Working data =>
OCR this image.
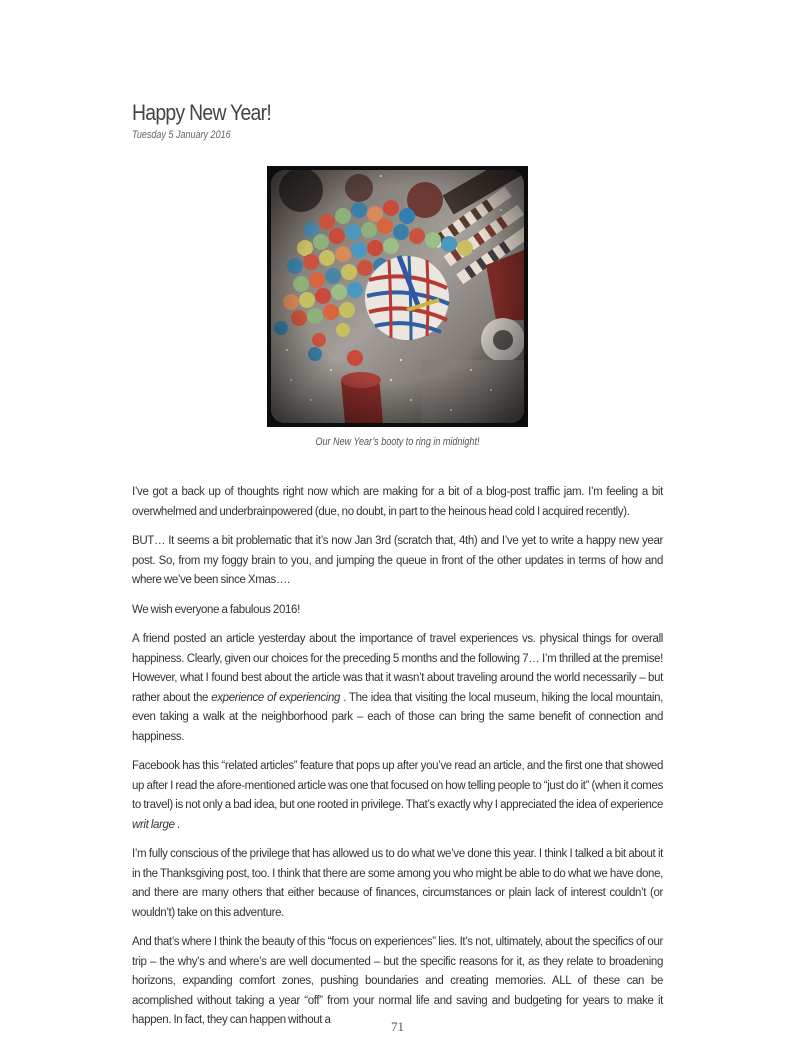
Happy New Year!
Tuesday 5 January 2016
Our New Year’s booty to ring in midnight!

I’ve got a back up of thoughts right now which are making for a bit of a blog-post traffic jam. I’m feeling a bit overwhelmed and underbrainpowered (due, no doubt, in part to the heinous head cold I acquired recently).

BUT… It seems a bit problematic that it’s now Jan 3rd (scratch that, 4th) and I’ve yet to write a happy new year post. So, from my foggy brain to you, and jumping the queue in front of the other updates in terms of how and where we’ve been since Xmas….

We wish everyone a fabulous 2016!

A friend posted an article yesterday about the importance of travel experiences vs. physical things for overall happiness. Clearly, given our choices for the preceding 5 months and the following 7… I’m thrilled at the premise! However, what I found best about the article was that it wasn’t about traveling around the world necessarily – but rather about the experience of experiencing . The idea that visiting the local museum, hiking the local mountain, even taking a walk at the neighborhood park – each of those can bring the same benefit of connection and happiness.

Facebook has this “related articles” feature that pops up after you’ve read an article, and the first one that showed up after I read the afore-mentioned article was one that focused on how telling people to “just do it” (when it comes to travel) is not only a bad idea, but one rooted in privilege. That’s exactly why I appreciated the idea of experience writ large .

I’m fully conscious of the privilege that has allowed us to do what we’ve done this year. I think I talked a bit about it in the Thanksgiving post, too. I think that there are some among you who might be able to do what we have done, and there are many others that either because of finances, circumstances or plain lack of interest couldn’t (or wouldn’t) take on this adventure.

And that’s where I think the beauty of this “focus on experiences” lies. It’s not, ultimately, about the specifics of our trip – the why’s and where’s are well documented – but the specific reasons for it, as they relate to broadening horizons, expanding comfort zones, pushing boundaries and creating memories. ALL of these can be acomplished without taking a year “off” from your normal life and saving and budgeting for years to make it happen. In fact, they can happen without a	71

Job => Repeat the listing verbatim. Skip the pictures.

Full output =>
OCR this image.
Happy New Year!
Tuesday 5 January 2016
Our New Year’s booty to ring in midnight!

I’ve got a back up of thoughts right now which are making for a bit of a blog-post traffic jam. I’m feeling a bit overwhelmed and underbrainpowered (due, no doubt, in part to the heinous head cold I acquired recently).

BUT… It seems a bit problematic that it’s now Jan 3rd (scratch that, 4th) and I’ve yet to write a happy new year post. So, from my foggy brain to you, and jumping the queue in front of the other updates in terms of how and where we’ve been since Xmas….

We wish everyone a fabulous 2016!

A friend posted an article yesterday about the importance of travel experiences vs. physical things for overall happiness. Clearly, given our choices for the preceding 5 months and the following 7… I’m thrilled at the premise! However, what I found best about the article was that it wasn’t about traveling around the world necessarily – but rather about the experience of experiencing . The idea that visiting the local museum, hiking the local mountain, even taking a walk at the neighborhood park – each of those can bring the same benefit of connection and happiness.

Facebook has this “related articles” feature that pops up after you’ve read an article, and the first one that showed up after I read the afore-mentioned article was one that focused on how telling people to “just do it” (when it comes to travel) is not only a bad idea, but one rooted in privilege. That’s exactly why I appreciated the idea of experience writ large .

I’m fully conscious of the privilege that has allowed us to do what we’ve done this year. I think I talked a bit about it in the Thanksgiving post, too. I think that there are some among you who might be able to do what we have done, and there are many others that either because of finances, circumstances or plain lack of interest couldn’t (or wouldn’t) take on this adventure.

And that’s where I think the beauty of this “focus on experiences” lies. It’s not, ultimately, about the specifics of our trip – the why’s and where’s are well documented – but the specific reasons for it, as they relate to broadening horizons, expanding comfort zones, pushing boundaries and creating memories. ALL of these can be acomplished without taking a year “off” from your normal life and saving and budgeting for years to make it happen. In fact, they can happen without a	71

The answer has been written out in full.